### WHAT TO WORK ON
How many lines hold the string "background"? Give only the number.

(Extracted records)
■ ■ ■ ■

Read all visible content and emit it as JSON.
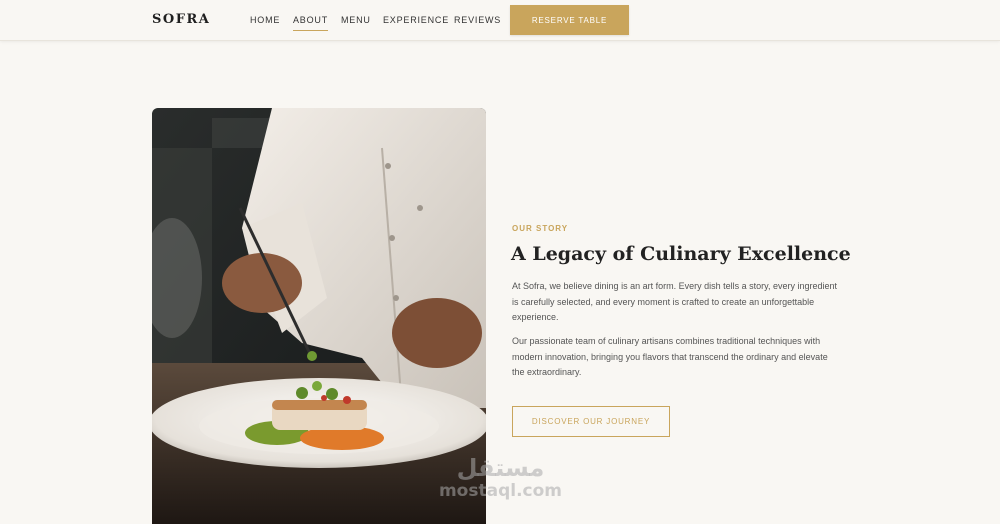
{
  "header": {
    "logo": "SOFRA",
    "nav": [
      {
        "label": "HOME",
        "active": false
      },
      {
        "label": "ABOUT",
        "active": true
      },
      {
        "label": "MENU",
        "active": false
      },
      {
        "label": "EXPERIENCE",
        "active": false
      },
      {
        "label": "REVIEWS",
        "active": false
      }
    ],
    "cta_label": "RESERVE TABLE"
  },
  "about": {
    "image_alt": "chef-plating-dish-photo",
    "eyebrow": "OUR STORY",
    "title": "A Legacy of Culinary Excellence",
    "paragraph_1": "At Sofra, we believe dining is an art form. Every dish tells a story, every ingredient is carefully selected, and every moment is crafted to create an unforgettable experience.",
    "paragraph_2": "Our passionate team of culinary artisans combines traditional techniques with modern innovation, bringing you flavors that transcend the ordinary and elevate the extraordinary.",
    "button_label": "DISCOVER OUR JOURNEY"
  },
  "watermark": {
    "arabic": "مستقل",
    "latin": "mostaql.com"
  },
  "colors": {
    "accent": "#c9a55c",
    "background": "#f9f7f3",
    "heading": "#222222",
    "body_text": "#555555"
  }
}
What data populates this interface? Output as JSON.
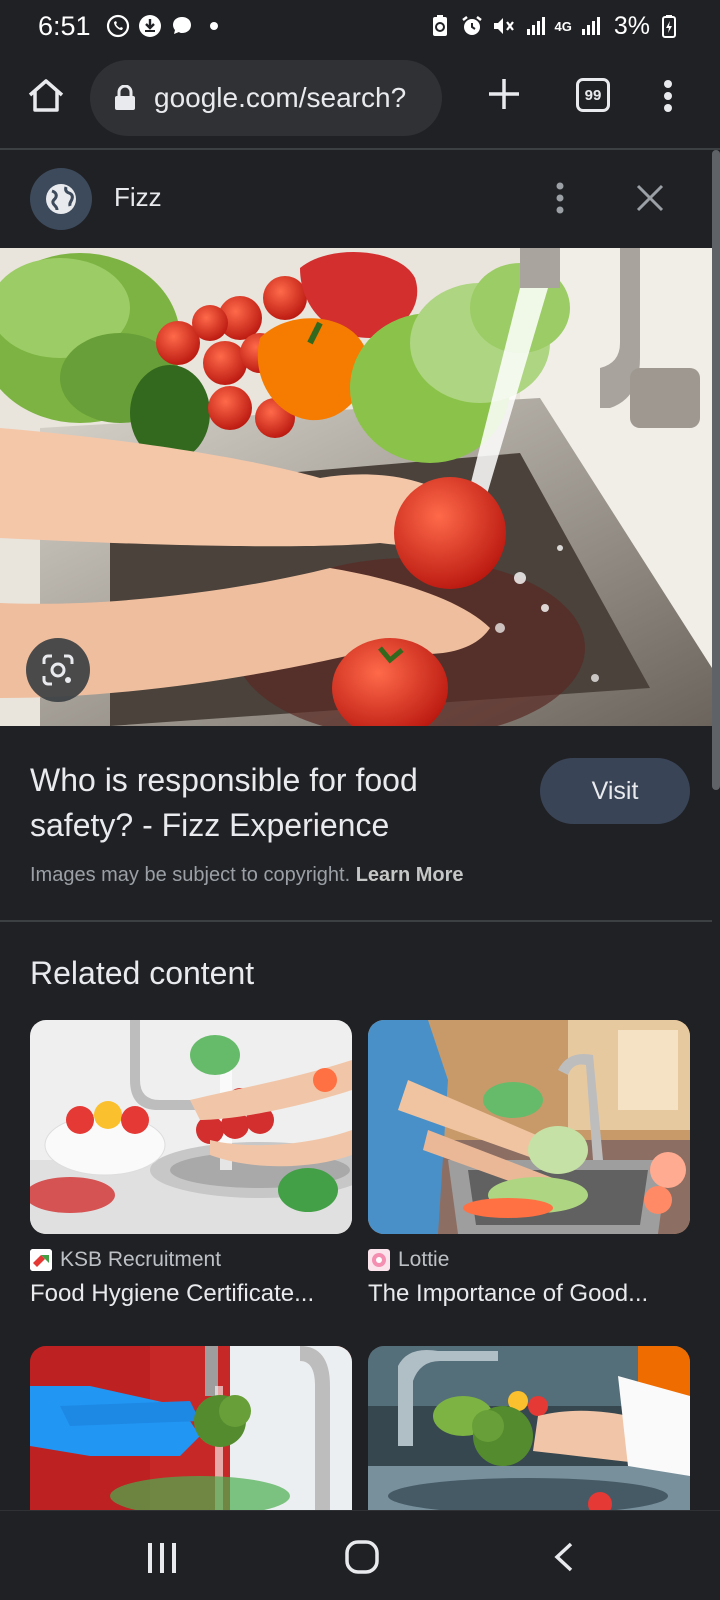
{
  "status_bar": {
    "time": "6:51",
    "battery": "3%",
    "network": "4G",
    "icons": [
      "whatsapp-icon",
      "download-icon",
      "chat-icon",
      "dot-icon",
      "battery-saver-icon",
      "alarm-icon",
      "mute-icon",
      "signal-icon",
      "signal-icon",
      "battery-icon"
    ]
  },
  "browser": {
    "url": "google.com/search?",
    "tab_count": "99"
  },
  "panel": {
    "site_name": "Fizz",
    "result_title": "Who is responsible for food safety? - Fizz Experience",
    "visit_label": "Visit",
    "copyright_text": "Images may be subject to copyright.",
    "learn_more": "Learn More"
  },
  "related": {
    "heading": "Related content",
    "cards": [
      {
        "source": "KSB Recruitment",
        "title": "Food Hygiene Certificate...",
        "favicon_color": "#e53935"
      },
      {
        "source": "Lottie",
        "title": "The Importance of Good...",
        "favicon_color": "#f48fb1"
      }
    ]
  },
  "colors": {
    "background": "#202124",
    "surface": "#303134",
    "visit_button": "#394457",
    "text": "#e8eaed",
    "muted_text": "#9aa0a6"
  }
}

■ ■ ■ ■

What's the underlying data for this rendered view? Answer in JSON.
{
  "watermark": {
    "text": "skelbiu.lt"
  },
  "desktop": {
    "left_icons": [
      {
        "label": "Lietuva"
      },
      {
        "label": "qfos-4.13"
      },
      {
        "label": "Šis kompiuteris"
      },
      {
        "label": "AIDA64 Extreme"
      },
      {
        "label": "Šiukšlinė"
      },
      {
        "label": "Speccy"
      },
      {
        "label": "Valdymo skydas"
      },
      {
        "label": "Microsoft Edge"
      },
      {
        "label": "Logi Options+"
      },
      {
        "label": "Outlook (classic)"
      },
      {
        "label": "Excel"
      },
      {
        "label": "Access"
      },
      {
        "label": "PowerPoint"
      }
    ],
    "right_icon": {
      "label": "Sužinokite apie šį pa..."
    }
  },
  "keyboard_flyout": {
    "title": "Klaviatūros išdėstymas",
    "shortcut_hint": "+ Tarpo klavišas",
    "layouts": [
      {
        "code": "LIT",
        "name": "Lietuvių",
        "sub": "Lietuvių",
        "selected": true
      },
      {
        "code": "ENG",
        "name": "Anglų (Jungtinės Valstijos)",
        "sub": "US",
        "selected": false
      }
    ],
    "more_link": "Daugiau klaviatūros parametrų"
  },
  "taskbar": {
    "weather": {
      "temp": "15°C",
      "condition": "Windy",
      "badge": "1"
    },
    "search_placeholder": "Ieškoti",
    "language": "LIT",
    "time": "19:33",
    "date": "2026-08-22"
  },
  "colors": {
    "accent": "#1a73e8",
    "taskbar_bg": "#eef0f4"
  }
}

■ ■ ■ ■

### OUTPUT OF THE TASK
2